Data extracted from a collection

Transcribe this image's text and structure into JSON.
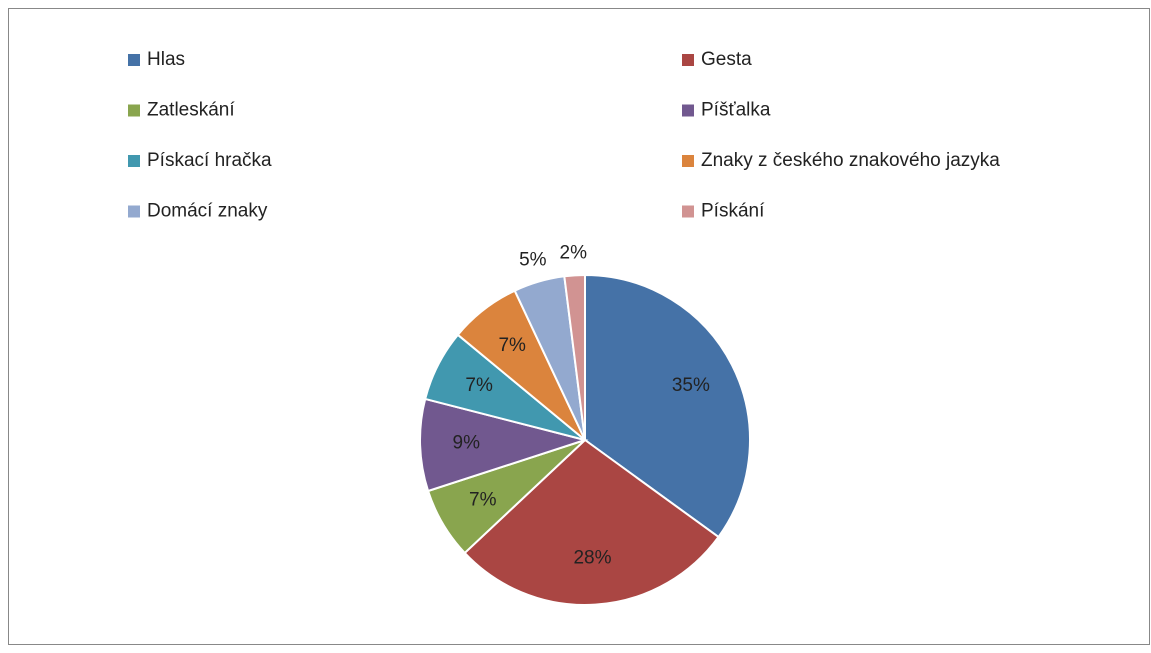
{
  "chart_data": {
    "type": "pie",
    "categories": [
      "Hlas",
      "Gesta",
      "Zatleskání",
      "Píšťalka",
      "Pískací hračka",
      "Znaky z českého znakového jazyka",
      "Domácí znaky",
      "Pískání"
    ],
    "values": [
      35,
      28,
      7,
      9,
      7,
      7,
      5,
      2
    ],
    "value_labels": [
      "35%",
      "28%",
      "7%",
      "9%",
      "7%",
      "7%",
      "5%",
      "2%"
    ],
    "colors": [
      "#4572a7",
      "#aa4643",
      "#89a54e",
      "#71588f",
      "#4198af",
      "#db843d",
      "#93a9cf",
      "#d19392"
    ],
    "legend": "top"
  }
}
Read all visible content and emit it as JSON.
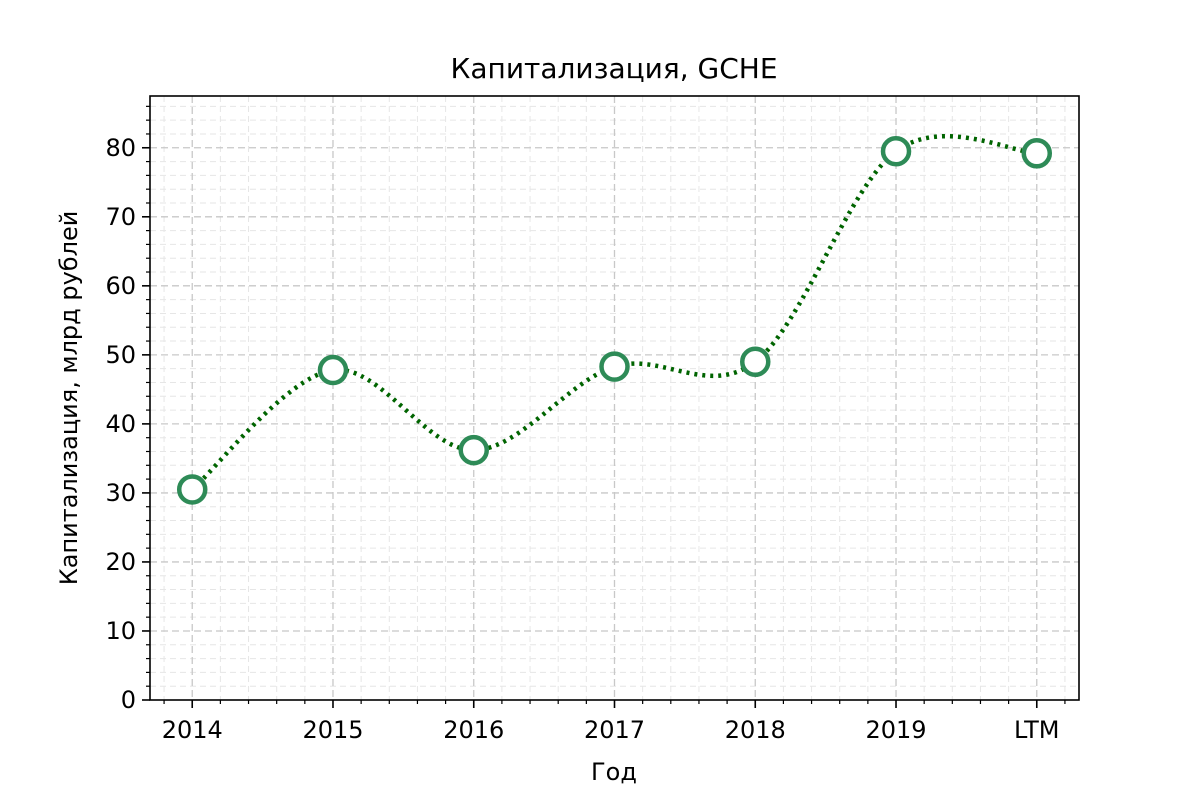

▶ WRITTEN PROBLEM: Pictures are not part of the copy; output everything else in the records exactly.

▶ RESULT FOR THIS EXERCISE:
Transcribe this image's text and structure into JSON.
{
  "chart_data": {
    "type": "pie",
    "categories": [
      "Hlas",
      "Gesta",
      "Zatleskání",
      "Píšťalka",
      "Pískací hračka",
      "Znaky z českého znakového jazyka",
      "Domácí znaky",
      "Pískání"
    ],
    "values": [
      35,
      28,
      7,
      9,
      7,
      7,
      5,
      2
    ],
    "value_labels": [
      "35%",
      "28%",
      "7%",
      "9%",
      "7%",
      "7%",
      "5%",
      "2%"
    ],
    "colors": [
      "#4572a7",
      "#aa4643",
      "#89a54e",
      "#71588f",
      "#4198af",
      "#db843d",
      "#93a9cf",
      "#d19392"
    ],
    "legend": "top"
  }
}
Read all visible content and emit it as JSON.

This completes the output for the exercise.